### Information shown
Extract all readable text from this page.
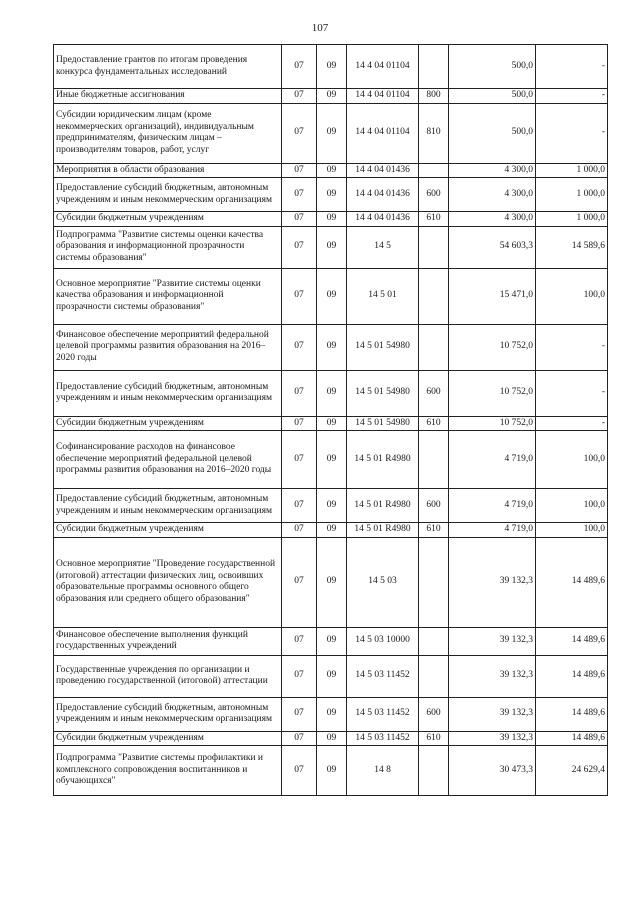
107
Предоставление грантов по итогам проведения конкурса фундаментальных исследований	07	09	14 4 04 01104		500,0	-
Иные бюджетные ассигнования	07	09	14 4 04 01104	800	500,0	-
Субсидии юридическим лицам (кроме некоммерческих организаций), индивидуальным предпринимателям, физическим лицам – производителям товаров, работ, услуг	07	09	14 4 04 01104	810	500,0	-
Мероприятия в области образования	07	09	14 4 04 01436		4 300,0	1 000,0
Предоставление субсидий бюджетным, автономным учреждениям и иным некоммерческим организациям	07	09	14 4 04 01436	600	4 300,0	1 000,0
Субсидии бюджетным учреждениям	07	09	14 4 04 01436	610	4 300,0	1 000,0
Подпрограмма "Развитие системы оценки качества образования и информационной прозрачности системы образования"	07	09	14 5		54 603,3	14 589,6
Основное мероприятие "Развитие системы оценки качества образования и информационной прозрачности системы образования"	07	09	14 5 01		15 471,0	100,0
Финансовое обеспечение мероприятий федеральной целевой программы развития образования на 2016–2020 годы	07	09	14 5 01 54980		10 752,0	-
Предоставление субсидий бюджетным, автономным учреждениям и иным некоммерческим организациям	07	09	14 5 01 54980	600	10 752,0	-
Субсидии бюджетным учреждениям	07	09	14 5 01 54980	610	10 752,0	-
Софинансирование расходов на финансовое обеспечение мероприятий федеральной целевой программы развития образования на 2016–2020 годы	07	09	14 5 01 R4980		4 719,0	100,0
Предоставление субсидий бюджетным, автономным учреждениям и иным некоммерческим организациям	07	09	14 5 01 R4980	600	4 719,0	100,0
Субсидии бюджетным учреждениям	07	09	14 5 01 R4980	610	4 719,0	100,0
Основное мероприятие "Проведение государственной (итоговой) аттестации физических лиц, освоивших образовательные программы основного общего образования или среднего общего образования"	07	09	14 5 03		39 132,3	14 489,6
Финансовое обеспечение выполнения функций государственных учреждений	07	09	14 5 03 10000		39 132,3	14 489,6
Государственные учреждения по организации и проведению государственной (итоговой) аттестации	07	09	14 5 03 11452		39 132,3	14 489,6
Предоставление субсидий бюджетным, автономным учреждениям и иным некоммерческим организациям	07	09	14 5 03 11452	600	39 132,3	14 489,6
Субсидии бюджетным учреждениям	07	09	14 5 03 11452	610	39 132,3	14 489,6
Подпрограмма "Развитие системы профилактики и комплексного сопровождения воспитанников и обучающихся"	07	09	14 8		30 473,3	24 629,4
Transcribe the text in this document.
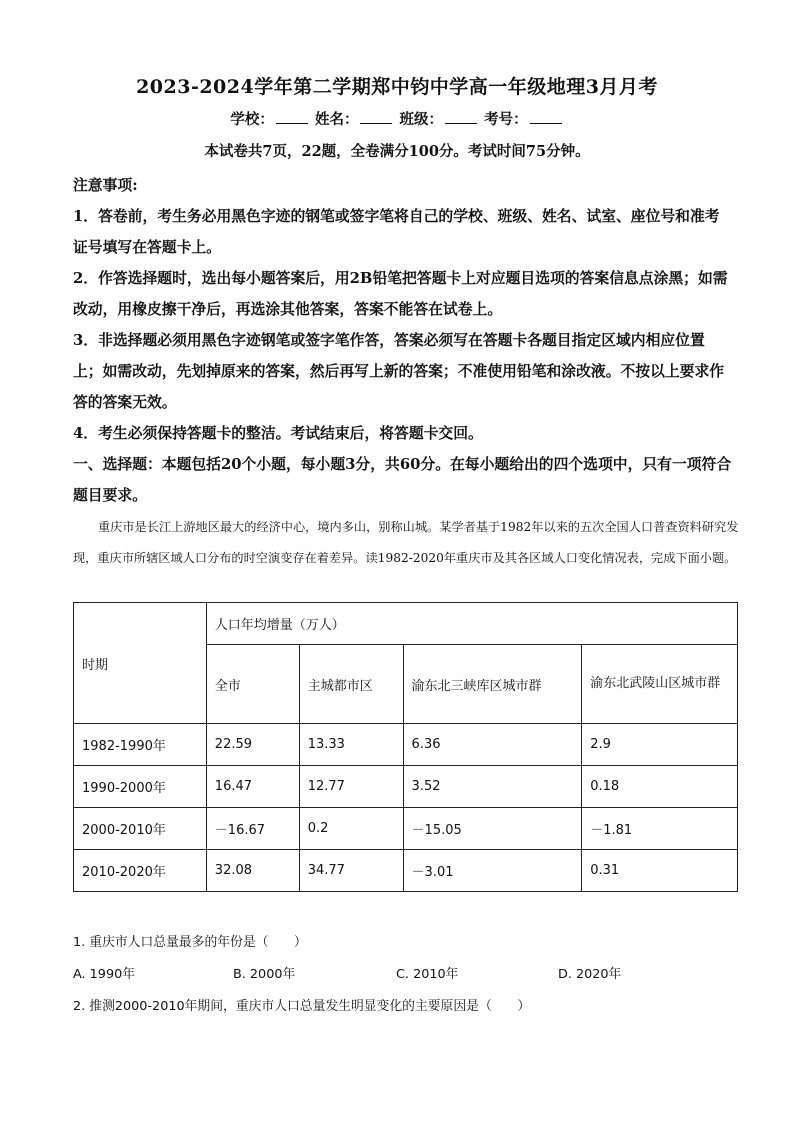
2023-2024学年第二学期郑中钧中学高一年级地理3月月考
学校：	姓名：	班级：	考号：
本试卷共7页，22题，全卷满分100分。考试时间75分钟。

注意事项:

1．答卷前，考生务必用黑色字迹的钢笔或签字笔将自己的学校、班级、姓名、试室、座位号和准考证号填写在答题卡上。

2．作答选择题时，选出每小题答案后，用2B铅笔把答题卡上对应题目选项的答案信息点涂黑；如需改动，用橡皮擦干净后，再选涂其他答案，答案不能答在试卷上。

3．非选择题必须用黑色字迹钢笔或签字笔作答，答案必须写在答题卡各题目指定区域内相应位置上；如需改动，先划掉原来的答案，然后再写上新的答案；不准使用铅笔和涂改液。不按以上要求作答的答案无效。

4．考生必须保持答题卡的整洁。考试结束后，将答题卡交回。

一、选择题：本题包括20个小题，每小题3分，共60分。在每小题给出的四个选项中，只有一项符合题目要求。

重庆市是长江上游地区最大的经济中心，境内多山，别称山城。某学者基于1982年以来的五次全国人口普查资料研究发现，重庆市所辖区域人口分布的时空演变存在着差异。读1982-2020年重庆市及其各区域人口变化情况表，完成下面小题。

时期	人口年均增量（万人）			
	全市	主城都市区	渝东北三峡库区城市群	渝东北武陵山区城市群
1982-1990年	22.59	13.33	6.36	2.9
1990-2000年	16.47	12.77	3.52	0.18
2000-2010年	－16.67	0.2	－15.05	－1.81
2010-2020年	32.08	34.77	－3.01	0.31
1. 重庆市人口总量最多的年份是（　　）
A. 1990年	B. 2000年	C. 2010年	D. 2020年
2. 推测2000-2010年期间，重庆市人口总量发生明显变化的主要原因是（　　）
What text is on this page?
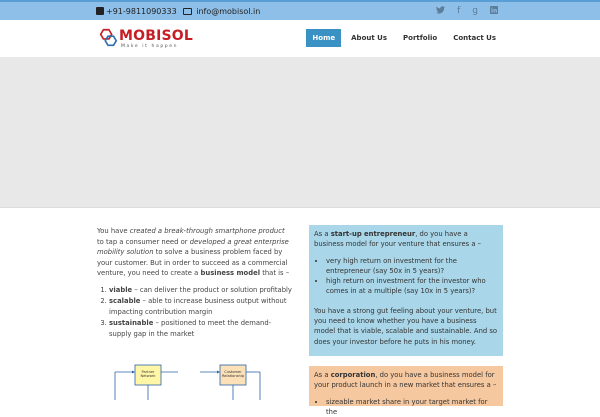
+91-9811090333	info@mobisol.in	f g
MOBISOL
Make it happen
Home	About Us	Portfolio	Contact Us

You have created a break-through smartphone product to tap a consumer need or developed a great enterprise mobility solution to solve a business problem faced by your customer. But in order to succeed as a commercial venture, you need to create a business model that is –

1. viable – can deliver the product or solution profitably
2. scalable – able to increase business output without impacting contribution margin
3. sustainable – positioned to meet the demand-supply gap in the market
Partner Network
Customer Relationship

As a start-up entrepreneur, do you have a business model for your venture that ensures a –

• very high return on investment for the entrepreneur (say 50x in 5 years)?
• high return on investment for the investor who comes in at a multiple (say 10x in 5 years)?

You have a strong gut feeling about your venture, but you need to know whether you have a business model that is viable, scalable and sustainable. And so does your investor before he puts in his money.

As a corporation, do you have a business model for your product launch in a new market that ensures a –

• sizeable market share in your target market for the
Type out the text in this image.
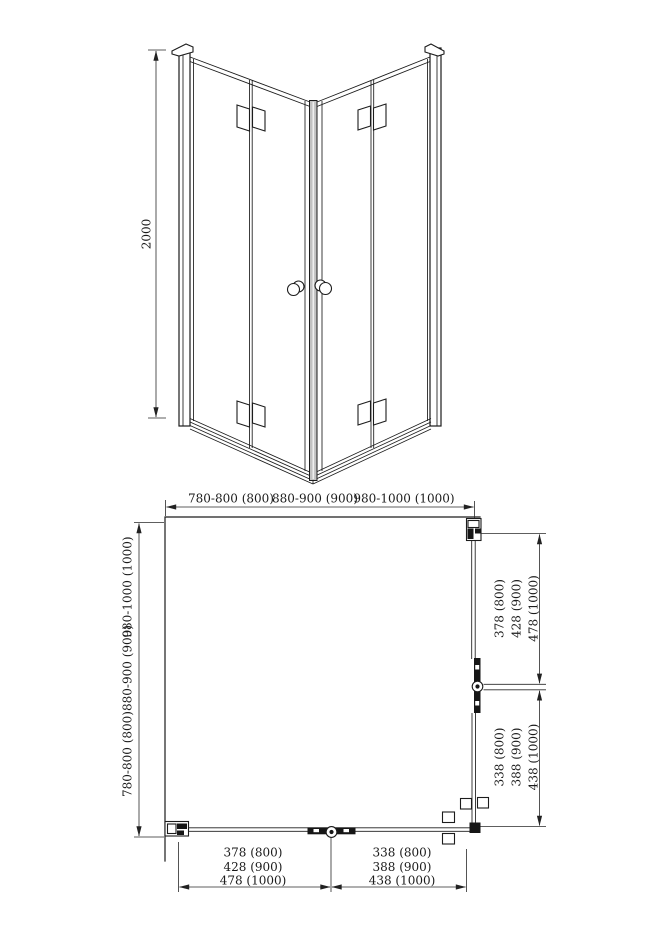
2000
780-800 (800)
880-900 (900)
980-1000 (1000)
780-800 (800)
880-900 (900)
980-1000 (1000)	378 (800) 428 (900) 478 (1000)
338 (800) 388 (900) 438 (1000)
378 (800)
428 (900)
478 (1000)
338 (800)
388 (900)
438 (1000)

### Exercise instructions
Find and copy each line above that includes the string "scalable".

### Full response
2. scalable – able to increase business output without impacting contribution margin
You have a strong gut feeling about your venture, but you need to know whether you have a business model that is viable, scalable and sustainable. And so does your investor before he puts in his money.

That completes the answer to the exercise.